#### Data shown

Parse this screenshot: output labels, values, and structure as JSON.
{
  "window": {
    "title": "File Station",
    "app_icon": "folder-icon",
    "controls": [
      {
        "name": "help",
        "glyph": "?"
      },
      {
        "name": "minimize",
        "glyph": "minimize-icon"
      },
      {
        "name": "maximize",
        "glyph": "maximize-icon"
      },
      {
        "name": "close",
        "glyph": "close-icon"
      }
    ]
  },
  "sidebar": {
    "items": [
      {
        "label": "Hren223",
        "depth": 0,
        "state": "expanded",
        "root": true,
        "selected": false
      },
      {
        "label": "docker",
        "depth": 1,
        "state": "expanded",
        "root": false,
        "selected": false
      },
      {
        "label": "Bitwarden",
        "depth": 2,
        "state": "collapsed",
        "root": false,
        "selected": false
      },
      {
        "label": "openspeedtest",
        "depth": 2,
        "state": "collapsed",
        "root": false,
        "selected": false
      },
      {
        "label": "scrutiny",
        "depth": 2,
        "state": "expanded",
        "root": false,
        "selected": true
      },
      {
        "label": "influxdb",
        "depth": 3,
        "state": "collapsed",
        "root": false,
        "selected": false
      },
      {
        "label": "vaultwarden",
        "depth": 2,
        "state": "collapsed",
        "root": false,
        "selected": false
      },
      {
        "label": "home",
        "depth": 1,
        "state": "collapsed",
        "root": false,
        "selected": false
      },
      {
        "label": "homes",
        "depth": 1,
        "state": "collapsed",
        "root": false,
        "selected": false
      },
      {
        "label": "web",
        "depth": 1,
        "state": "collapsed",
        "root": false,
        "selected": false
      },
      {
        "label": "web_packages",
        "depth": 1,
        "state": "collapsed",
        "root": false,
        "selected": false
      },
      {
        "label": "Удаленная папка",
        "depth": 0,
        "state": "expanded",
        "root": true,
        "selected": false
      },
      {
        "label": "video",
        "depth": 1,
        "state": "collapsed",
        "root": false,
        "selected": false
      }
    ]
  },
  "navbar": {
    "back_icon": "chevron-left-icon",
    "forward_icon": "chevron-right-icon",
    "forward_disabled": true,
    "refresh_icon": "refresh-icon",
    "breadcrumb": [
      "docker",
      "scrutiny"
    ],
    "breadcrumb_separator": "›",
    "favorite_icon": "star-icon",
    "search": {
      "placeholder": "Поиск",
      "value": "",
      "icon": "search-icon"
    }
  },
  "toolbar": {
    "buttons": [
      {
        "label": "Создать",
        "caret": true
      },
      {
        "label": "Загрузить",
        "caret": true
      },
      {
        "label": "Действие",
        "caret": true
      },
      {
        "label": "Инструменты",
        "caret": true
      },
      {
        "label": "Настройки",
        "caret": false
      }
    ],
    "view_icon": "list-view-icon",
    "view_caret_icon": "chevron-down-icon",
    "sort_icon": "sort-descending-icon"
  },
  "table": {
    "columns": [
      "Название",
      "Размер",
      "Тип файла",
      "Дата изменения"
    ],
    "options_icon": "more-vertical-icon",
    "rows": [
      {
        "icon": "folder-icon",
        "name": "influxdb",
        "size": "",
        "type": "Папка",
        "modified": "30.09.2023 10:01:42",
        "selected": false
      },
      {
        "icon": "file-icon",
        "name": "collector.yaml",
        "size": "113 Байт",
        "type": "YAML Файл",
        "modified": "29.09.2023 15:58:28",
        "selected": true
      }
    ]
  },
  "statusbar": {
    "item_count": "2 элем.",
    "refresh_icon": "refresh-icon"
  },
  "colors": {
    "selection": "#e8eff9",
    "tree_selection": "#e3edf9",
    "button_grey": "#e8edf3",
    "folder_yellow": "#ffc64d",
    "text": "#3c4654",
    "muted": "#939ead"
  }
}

########

**Description of the task:** Copy out all of the data exactly, leaving nothing out.

**Exercise answer:**
Parse this screenshot: output labels, values, and structure as JSON.
{
  "window": {
    "title": "File Station",
    "app_icon": "folder-icon",
    "controls": [
      {
        "name": "help",
        "glyph": "?"
      },
      {
        "name": "minimize",
        "glyph": "minimize-icon"
      },
      {
        "name": "maximize",
        "glyph": "maximize-icon"
      },
      {
        "name": "close",
        "glyph": "close-icon"
      }
    ]
  },
  "sidebar": {
    "items": [
      {
        "label": "Hren223",
        "depth": 0,
        "state": "expanded",
        "root": true,
        "selected": false
      },
      {
        "label": "docker",
        "depth": 1,
        "state": "expanded",
        "root": false,
        "selected": false
      },
      {
        "label": "Bitwarden",
        "depth": 2,
        "state": "collapsed",
        "root": false,
        "selected": false
      },
      {
        "label": "openspeedtest",
        "depth": 2,
        "state": "collapsed",
        "root": false,
        "selected": false
      },
      {
        "label": "scrutiny",
        "depth": 2,
        "state": "expanded",
        "root": false,
        "selected": true
      },
      {
        "label": "influxdb",
        "depth": 3,
        "state": "collapsed",
        "root": false,
        "selected": false
      },
      {
        "label": "vaultwarden",
        "depth": 2,
        "state": "collapsed",
        "root": false,
        "selected": false
      },
      {
        "label": "home",
        "depth": 1,
        "state": "collapsed",
        "root": false,
        "selected": false
      },
      {
        "label": "homes",
        "depth": 1,
        "state": "collapsed",
        "root": false,
        "selected": false
      },
      {
        "label": "web",
        "depth": 1,
        "state": "collapsed",
        "root": false,
        "selected": false
      },
      {
        "label": "web_packages",
        "depth": 1,
        "state": "collapsed",
        "root": false,
        "selected": false
      },
      {
        "label": "Удаленная папка",
        "depth": 0,
        "state": "expanded",
        "root": true,
        "selected": false
      },
      {
        "label": "video",
        "depth": 1,
        "state": "collapsed",
        "root": false,
        "selected": false
      }
    ]
  },
  "navbar": {
    "back_icon": "chevron-left-icon",
    "forward_icon": "chevron-right-icon",
    "forward_disabled": true,
    "refresh_icon": "refresh-icon",
    "breadcrumb": [
      "docker",
      "scrutiny"
    ],
    "breadcrumb_separator": "›",
    "favorite_icon": "star-icon",
    "search": {
      "placeholder": "Поиск",
      "value": "",
      "icon": "search-icon"
    }
  },
  "toolbar": {
    "buttons": [
      {
        "label": "Создать",
        "caret": true
      },
      {
        "label": "Загрузить",
        "caret": true
      },
      {
        "label": "Действие",
        "caret": true
      },
      {
        "label": "Инструменты",
        "caret": true
      },
      {
        "label": "Настройки",
        "caret": false
      }
    ],
    "view_icon": "list-view-icon",
    "view_caret_icon": "chevron-down-icon",
    "sort_icon": "sort-descending-icon"
  },
  "table": {
    "columns": [
      "Название",
      "Размер",
      "Тип файла",
      "Дата изменения"
    ],
    "options_icon": "more-vertical-icon",
    "rows": [
      {
        "icon": "folder-icon",
        "name": "influxdb",
        "size": "",
        "type": "Папка",
        "modified": "30.09.2023 10:01:42",
        "selected": false
      },
      {
        "icon": "file-icon",
        "name": "collector.yaml",
        "size": "113 Байт",
        "type": "YAML Файл",
        "modified": "29.09.2023 15:58:28",
        "selected": true
      }
    ]
  },
  "statusbar": {
    "item_count": "2 элем.",
    "refresh_icon": "refresh-icon"
  },
  "colors": {
    "selection": "#e8eff9",
    "tree_selection": "#e3edf9",
    "button_grey": "#e8edf3",
    "folder_yellow": "#ffc64d",
    "text": "#3c4654",
    "muted": "#939ead"
  }
}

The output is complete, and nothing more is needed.